**EXERCISE TASK 1**
According to the text about the Beach House tour, who gave Victoria Legrand the album?

**TEXT TO READ**

┌──

Among those who hold No Other in high esteem are Alex Scally and Victoria Legrand of the Baltimore dream-pop band Beach House. The duo are the force behind the "Gene Clark -  No Other" Tour, which will play the first of just four dates scheduled nationally at Union Transfer on Wednesday. Scally and Legrand will be part of an 11-piece band that includes Fairport Convention founder Iain Matthews as well as members of Fleet Foxes, the Walkmen, and Grizzly Bear,

"Victoria received the album as a gift from her father in 2003 or -4, when we were starting Beach House and sharing the music we liked," Scally said, talking on the phone last week from Baltimore. "I remember being just blown away by it. The songs have this incredible energy and depth. The lyrics are great and at times just unbelievable. Like in 'Some Misunderstanding,' where he sings: 'Now I see my vision, my eyes are seeing twice/ Once for every expectation, and once for what I realize.' It's like country lyrics that are really simple, but at the same time have this deep, profound energy.

└──

**EXERCISE TASK 2**
Quote the records word for word, starting at the first line of the records and ending at the line that contains "403, 249, 469]", with both of those lines included.

[Layout dataset entries]

┌──

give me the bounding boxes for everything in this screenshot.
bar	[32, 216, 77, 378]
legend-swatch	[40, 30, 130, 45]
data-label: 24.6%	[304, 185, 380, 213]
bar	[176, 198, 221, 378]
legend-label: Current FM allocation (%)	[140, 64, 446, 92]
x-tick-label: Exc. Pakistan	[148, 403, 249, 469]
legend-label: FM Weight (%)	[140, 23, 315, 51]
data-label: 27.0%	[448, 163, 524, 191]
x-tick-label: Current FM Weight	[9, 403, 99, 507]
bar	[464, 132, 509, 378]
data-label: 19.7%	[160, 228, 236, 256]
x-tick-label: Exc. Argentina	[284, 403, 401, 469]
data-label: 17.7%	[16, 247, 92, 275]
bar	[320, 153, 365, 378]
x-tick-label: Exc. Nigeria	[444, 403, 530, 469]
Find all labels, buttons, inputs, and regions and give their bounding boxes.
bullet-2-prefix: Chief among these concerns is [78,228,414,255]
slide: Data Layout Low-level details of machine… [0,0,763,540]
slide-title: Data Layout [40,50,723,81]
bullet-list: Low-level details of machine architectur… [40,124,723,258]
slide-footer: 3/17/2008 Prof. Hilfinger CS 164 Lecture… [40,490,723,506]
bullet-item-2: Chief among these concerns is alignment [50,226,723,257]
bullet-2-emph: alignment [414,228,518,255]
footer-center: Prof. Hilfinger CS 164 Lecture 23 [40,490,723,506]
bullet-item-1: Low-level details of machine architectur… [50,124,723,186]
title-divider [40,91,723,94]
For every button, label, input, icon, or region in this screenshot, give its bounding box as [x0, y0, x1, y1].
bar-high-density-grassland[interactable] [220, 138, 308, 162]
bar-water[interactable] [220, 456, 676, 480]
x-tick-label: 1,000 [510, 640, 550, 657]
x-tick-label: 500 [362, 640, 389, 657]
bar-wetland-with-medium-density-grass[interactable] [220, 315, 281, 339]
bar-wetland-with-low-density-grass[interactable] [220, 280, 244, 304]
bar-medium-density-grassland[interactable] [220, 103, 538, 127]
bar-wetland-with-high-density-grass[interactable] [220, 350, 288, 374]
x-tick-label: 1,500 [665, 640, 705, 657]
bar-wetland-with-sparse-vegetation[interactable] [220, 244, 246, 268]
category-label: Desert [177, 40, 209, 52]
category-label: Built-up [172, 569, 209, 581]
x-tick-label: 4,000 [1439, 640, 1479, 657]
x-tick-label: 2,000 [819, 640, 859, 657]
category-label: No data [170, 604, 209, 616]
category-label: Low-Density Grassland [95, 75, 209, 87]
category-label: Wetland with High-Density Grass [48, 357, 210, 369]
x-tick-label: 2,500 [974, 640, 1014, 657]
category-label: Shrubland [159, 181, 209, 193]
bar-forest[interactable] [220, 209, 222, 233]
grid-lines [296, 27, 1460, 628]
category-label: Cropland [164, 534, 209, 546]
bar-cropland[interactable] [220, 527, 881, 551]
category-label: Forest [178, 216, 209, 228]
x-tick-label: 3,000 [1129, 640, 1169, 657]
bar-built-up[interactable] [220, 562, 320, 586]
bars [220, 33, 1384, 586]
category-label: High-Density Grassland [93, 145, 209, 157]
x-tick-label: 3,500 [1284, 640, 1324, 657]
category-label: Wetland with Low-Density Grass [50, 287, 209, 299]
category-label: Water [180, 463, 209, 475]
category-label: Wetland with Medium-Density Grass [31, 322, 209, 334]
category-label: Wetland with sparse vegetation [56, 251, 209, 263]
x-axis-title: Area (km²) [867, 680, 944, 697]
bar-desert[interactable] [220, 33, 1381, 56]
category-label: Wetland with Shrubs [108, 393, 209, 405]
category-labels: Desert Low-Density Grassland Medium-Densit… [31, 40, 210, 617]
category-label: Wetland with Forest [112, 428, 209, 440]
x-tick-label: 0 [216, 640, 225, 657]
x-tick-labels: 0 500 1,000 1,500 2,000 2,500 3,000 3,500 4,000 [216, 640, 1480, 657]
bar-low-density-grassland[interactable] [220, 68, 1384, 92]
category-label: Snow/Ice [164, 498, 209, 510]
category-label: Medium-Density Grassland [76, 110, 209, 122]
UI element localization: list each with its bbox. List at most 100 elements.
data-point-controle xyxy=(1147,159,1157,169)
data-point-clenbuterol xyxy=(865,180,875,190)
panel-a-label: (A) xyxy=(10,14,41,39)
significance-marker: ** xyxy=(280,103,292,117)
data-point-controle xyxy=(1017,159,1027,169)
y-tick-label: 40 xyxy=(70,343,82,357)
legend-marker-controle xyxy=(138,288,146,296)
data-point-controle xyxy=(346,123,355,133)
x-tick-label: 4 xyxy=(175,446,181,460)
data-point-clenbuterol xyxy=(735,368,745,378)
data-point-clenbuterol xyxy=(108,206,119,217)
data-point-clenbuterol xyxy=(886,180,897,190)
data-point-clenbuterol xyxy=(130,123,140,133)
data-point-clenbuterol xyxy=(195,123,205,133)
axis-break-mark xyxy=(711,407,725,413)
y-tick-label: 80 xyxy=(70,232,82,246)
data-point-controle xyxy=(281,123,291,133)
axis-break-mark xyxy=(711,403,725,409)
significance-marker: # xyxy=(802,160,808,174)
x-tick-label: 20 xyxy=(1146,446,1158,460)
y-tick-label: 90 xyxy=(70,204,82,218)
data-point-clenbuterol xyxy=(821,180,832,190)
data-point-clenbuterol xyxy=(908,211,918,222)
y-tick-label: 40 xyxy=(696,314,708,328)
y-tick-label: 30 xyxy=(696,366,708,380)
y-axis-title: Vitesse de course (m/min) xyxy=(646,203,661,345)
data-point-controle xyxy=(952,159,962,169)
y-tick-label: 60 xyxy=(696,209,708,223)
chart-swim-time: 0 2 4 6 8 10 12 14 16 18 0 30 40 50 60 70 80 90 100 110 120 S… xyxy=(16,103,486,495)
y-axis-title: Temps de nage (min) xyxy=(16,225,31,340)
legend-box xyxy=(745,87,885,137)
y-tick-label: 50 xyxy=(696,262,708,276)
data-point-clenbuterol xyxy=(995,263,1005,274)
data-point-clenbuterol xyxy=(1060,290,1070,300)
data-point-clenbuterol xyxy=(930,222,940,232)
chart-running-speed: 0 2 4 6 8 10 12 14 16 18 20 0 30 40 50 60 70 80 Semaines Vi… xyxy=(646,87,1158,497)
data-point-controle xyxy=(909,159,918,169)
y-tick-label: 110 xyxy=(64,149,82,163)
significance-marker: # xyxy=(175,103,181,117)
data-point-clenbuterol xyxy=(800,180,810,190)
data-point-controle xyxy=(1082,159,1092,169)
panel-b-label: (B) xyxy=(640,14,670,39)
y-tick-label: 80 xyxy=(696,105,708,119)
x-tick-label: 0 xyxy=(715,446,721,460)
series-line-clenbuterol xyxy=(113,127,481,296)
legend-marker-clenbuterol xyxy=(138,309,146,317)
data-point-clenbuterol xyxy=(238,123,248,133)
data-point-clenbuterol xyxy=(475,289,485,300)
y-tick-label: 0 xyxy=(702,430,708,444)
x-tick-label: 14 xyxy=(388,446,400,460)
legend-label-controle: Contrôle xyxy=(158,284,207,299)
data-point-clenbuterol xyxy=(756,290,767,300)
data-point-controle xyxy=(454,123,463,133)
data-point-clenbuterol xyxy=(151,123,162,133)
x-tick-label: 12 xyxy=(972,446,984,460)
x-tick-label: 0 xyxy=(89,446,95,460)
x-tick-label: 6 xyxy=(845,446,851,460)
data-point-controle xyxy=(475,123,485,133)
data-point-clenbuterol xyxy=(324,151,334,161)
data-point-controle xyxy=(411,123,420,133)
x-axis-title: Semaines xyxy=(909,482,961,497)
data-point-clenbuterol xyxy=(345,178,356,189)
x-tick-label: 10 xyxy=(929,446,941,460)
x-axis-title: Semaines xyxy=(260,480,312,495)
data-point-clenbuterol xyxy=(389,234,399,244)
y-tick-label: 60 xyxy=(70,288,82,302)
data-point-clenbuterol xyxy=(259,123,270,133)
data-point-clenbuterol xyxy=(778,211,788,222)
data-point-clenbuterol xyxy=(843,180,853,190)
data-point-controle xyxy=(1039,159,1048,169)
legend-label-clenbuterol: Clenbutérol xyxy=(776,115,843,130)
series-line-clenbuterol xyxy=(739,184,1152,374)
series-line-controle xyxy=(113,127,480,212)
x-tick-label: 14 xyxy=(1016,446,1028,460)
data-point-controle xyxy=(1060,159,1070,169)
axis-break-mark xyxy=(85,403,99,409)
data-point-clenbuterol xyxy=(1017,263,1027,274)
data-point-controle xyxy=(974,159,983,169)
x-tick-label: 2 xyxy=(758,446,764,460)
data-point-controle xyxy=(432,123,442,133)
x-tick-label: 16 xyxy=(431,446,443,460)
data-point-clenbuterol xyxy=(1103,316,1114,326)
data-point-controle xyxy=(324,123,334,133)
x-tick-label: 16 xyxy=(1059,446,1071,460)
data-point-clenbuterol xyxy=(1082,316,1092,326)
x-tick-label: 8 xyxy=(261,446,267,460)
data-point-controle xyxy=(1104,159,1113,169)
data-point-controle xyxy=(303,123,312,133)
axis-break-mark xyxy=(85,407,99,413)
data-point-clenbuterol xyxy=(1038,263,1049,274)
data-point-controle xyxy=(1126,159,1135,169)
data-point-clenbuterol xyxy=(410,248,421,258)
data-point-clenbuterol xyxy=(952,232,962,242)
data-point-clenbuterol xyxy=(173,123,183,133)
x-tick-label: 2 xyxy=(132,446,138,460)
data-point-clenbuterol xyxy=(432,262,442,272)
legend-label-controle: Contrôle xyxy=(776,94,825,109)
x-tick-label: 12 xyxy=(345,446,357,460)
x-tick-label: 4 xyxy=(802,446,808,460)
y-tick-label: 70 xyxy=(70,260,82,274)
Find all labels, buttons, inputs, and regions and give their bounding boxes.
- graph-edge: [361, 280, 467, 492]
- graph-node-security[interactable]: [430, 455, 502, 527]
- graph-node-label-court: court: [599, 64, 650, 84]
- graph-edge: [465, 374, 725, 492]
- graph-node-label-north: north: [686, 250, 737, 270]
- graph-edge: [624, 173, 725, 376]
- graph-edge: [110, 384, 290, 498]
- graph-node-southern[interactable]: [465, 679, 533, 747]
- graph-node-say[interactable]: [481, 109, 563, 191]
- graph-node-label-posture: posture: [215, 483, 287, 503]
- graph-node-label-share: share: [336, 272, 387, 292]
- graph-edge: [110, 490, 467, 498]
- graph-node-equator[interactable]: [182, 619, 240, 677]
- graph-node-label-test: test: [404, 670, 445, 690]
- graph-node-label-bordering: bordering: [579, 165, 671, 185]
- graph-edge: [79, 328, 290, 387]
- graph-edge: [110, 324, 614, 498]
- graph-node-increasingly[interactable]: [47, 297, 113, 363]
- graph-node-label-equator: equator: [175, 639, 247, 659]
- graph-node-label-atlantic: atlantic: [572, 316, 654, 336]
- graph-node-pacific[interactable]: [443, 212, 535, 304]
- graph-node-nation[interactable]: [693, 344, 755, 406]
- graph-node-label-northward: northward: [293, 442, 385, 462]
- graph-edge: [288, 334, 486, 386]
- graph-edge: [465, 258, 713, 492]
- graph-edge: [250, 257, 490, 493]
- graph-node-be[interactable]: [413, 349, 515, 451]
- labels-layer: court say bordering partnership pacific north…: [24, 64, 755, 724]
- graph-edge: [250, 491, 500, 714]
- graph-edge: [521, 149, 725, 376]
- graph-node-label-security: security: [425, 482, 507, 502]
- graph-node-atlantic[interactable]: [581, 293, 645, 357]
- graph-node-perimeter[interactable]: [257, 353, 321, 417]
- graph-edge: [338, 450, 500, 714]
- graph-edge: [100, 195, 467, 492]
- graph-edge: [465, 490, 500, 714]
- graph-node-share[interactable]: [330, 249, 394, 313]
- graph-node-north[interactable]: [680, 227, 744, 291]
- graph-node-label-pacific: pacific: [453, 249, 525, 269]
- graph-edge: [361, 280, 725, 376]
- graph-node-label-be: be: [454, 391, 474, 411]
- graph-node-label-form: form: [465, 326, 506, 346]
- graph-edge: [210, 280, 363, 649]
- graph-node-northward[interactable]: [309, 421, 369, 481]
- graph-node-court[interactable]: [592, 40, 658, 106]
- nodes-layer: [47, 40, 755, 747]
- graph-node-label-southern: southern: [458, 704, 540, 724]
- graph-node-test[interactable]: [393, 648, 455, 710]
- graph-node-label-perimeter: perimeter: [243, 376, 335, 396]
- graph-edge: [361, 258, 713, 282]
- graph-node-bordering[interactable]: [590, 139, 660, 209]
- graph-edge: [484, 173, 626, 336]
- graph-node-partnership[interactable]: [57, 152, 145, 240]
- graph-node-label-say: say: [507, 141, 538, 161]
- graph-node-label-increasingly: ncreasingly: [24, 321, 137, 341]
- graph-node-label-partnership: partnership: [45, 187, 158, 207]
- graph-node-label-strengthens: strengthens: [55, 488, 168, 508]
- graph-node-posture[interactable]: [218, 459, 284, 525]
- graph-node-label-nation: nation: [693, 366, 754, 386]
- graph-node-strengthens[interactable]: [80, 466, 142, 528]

└──

**FULL OUTPUT 1**
Her father

**FULL OUTPUT 2**
give me the bounding boxes for everything in this screenshot.
bar	[32, 216, 77, 378]
legend-swatch	[40, 30, 130, 45]
data-label: 24.6%	[304, 185, 380, 213]
bar	[176, 198, 221, 378]
legend-label: Current FM allocation (%)	[140, 64, 446, 92]
x-tick-label: Exc. Pakistan	[148, 403, 249, 469]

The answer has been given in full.